> Written exercise
Copy the material that follows word for word and omit its pictures.

[Figure collection entries]
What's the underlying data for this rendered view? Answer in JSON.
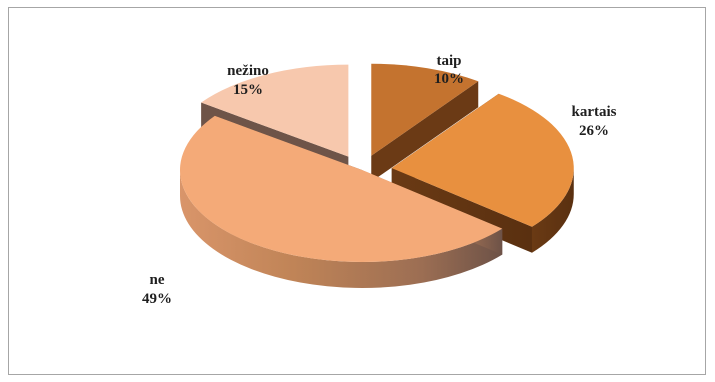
{
  "chart_data": {
    "type": "pie",
    "title": "",
    "legend": "none",
    "style": "3d-exploded",
    "categories": [
      "taip",
      "kartais",
      "ne",
      "nežino"
    ],
    "values": [
      10,
      26,
      49,
      15
    ],
    "value_labels": [
      "10%",
      "26%",
      "49%",
      "15%"
    ],
    "colors": [
      "#c4732f",
      "#e8903f",
      "#f4aa78",
      "#f7c8ad"
    ]
  }
}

> Completed task
What's the underlying data for this rendered view? Answer in JSON.
{
  "chart_data": {
    "type": "pie",
    "title": "",
    "legend": "none",
    "style": "3d-exploded",
    "categories": [
      "taip",
      "kartais",
      "ne",
      "nežino"
    ],
    "values": [
      10,
      26,
      49,
      15
    ],
    "value_labels": [
      "10%",
      "26%",
      "49%",
      "15%"
    ],
    "colors": [
      "#c4732f",
      "#e8903f",
      "#f4aa78",
      "#f7c8ad"
    ]
  }
}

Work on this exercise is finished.